(Extracted records)
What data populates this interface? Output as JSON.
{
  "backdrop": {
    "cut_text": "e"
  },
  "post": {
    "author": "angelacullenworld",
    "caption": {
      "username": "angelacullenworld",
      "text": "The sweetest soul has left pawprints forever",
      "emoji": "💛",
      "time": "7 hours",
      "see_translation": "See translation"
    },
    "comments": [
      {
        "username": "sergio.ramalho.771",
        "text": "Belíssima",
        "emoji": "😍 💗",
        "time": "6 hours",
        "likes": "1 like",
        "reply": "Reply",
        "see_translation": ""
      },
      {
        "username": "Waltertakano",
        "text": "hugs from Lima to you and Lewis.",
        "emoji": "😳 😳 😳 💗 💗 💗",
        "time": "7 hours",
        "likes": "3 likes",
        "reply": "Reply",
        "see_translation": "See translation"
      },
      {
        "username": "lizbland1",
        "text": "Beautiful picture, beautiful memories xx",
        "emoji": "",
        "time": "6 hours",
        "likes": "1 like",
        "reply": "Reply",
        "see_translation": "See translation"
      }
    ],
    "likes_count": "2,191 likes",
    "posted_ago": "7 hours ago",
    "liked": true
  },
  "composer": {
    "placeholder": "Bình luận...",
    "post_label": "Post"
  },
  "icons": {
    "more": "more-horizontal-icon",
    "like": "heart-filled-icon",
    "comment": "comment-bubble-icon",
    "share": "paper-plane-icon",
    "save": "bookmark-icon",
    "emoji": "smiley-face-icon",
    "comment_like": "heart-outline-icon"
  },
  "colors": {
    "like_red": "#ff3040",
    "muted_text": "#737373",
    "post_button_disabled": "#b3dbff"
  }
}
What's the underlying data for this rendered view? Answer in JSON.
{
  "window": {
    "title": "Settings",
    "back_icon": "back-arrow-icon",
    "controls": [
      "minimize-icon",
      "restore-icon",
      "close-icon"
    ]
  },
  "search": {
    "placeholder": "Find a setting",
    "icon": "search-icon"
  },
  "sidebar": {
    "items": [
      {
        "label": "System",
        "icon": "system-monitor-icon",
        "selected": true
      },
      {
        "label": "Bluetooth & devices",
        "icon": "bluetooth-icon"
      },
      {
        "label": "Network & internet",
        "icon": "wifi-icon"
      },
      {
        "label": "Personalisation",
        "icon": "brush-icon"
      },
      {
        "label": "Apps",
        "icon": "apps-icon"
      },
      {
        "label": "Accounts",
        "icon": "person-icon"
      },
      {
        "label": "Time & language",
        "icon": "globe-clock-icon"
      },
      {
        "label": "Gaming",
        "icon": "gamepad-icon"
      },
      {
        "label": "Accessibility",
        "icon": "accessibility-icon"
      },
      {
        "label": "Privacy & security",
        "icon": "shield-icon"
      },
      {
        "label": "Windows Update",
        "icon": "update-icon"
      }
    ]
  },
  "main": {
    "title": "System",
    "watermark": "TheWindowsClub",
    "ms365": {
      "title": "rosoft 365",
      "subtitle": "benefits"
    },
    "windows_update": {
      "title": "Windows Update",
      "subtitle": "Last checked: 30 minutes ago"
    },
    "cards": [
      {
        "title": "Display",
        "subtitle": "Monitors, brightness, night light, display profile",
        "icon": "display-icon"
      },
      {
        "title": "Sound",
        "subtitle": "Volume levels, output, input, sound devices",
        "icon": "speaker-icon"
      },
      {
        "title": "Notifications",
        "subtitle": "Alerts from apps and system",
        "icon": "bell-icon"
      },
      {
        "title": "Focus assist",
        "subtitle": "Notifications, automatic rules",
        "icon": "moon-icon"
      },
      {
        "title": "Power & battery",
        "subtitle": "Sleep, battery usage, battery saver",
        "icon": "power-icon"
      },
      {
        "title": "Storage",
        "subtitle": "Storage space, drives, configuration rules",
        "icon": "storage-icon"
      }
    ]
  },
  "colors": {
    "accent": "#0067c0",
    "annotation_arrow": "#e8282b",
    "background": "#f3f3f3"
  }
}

__What is needed__:
Which lines include the word "angelacullenworld"? Copy every one of them.

__Result of the task__:
    "author": "angelacullenworld",
      "username": "angelacullenworld",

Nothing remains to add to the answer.